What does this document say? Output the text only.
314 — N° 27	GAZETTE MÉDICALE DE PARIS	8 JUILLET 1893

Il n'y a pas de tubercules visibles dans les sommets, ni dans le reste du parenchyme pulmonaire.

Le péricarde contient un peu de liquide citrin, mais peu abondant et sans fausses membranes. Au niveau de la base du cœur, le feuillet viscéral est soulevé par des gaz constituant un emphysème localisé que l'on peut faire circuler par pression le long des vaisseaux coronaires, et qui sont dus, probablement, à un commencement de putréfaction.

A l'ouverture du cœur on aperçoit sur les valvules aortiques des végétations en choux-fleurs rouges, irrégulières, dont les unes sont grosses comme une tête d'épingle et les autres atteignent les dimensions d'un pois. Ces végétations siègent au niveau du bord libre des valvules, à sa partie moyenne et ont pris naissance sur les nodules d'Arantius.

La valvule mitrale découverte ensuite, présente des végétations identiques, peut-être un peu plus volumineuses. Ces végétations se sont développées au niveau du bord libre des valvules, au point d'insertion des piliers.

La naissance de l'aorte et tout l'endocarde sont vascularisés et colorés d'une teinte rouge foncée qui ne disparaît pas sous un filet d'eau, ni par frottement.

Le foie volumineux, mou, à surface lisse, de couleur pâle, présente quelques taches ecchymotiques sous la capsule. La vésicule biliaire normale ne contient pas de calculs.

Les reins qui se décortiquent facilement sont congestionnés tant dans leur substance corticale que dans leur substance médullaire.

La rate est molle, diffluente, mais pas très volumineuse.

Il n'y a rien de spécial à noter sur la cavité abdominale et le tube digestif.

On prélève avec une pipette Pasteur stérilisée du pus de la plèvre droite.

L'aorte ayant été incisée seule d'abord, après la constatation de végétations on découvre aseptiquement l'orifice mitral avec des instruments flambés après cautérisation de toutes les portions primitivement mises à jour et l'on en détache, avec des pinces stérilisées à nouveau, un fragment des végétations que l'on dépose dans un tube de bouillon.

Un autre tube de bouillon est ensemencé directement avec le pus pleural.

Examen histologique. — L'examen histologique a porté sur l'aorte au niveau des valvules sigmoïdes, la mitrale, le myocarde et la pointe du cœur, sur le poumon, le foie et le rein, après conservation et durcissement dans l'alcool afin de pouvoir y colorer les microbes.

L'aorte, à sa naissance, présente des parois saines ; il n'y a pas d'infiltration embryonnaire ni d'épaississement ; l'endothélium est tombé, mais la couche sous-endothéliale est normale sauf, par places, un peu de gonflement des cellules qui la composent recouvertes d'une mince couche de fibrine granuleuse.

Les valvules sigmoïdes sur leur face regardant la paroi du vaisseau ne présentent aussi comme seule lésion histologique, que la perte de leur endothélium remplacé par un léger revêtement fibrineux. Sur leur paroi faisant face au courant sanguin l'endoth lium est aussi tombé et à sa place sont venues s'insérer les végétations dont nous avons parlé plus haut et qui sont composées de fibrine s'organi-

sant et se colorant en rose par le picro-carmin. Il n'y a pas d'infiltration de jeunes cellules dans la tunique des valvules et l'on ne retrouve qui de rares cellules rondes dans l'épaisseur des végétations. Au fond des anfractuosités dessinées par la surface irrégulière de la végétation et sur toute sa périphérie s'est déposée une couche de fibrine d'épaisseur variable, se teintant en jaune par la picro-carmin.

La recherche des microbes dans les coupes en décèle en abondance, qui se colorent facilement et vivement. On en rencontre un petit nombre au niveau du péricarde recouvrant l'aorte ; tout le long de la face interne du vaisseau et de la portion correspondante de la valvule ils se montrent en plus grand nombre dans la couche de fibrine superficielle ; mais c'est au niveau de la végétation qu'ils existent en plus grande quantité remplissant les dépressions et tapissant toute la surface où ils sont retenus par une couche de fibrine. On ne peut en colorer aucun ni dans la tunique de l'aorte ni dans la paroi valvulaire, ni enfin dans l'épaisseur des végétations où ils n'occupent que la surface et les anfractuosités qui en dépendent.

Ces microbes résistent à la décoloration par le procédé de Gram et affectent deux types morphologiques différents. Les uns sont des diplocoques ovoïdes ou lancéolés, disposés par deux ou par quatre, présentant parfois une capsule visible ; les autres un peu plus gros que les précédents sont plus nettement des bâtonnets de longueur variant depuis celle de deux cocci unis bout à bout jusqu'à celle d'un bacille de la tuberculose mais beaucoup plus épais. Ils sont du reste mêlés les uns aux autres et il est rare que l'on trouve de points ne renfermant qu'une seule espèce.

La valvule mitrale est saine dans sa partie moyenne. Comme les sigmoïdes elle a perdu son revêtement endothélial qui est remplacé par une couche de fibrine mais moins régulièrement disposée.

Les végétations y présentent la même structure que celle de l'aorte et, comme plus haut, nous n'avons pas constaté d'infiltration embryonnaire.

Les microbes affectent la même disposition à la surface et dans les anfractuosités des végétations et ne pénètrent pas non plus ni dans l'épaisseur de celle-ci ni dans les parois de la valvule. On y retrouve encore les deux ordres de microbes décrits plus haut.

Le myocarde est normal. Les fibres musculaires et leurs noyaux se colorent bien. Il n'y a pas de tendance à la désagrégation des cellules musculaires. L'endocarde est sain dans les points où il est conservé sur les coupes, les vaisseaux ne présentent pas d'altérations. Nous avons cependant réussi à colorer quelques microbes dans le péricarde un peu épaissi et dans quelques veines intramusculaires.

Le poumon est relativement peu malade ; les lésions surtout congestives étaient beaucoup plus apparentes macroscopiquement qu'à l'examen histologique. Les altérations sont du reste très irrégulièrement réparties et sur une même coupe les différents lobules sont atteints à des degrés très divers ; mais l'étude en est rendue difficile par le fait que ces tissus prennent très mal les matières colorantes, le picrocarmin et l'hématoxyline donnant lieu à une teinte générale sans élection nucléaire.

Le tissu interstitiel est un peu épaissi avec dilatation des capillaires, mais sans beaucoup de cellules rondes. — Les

▶ [Exercise aim] Identify the lines in the entries above that contain "foie", then copy them out.

▶ [Response below]
Le foie volumineux, mou, à surface lisse, de couleur pâle, présente quelques taches ecchymotiques sous la capsule. La vésicule biliaire normale ne contient pas de calculs.
Examen histologique. — L'examen histologique a porté sur l'aorte au niveau des valvules sigmoïdes, la mitrale, le myocarde et la pointe du cœur, sur le poumon, le foie et le rein, après conservation et durcissement dans l'alcool afin de pouvoir y colorer les microbes.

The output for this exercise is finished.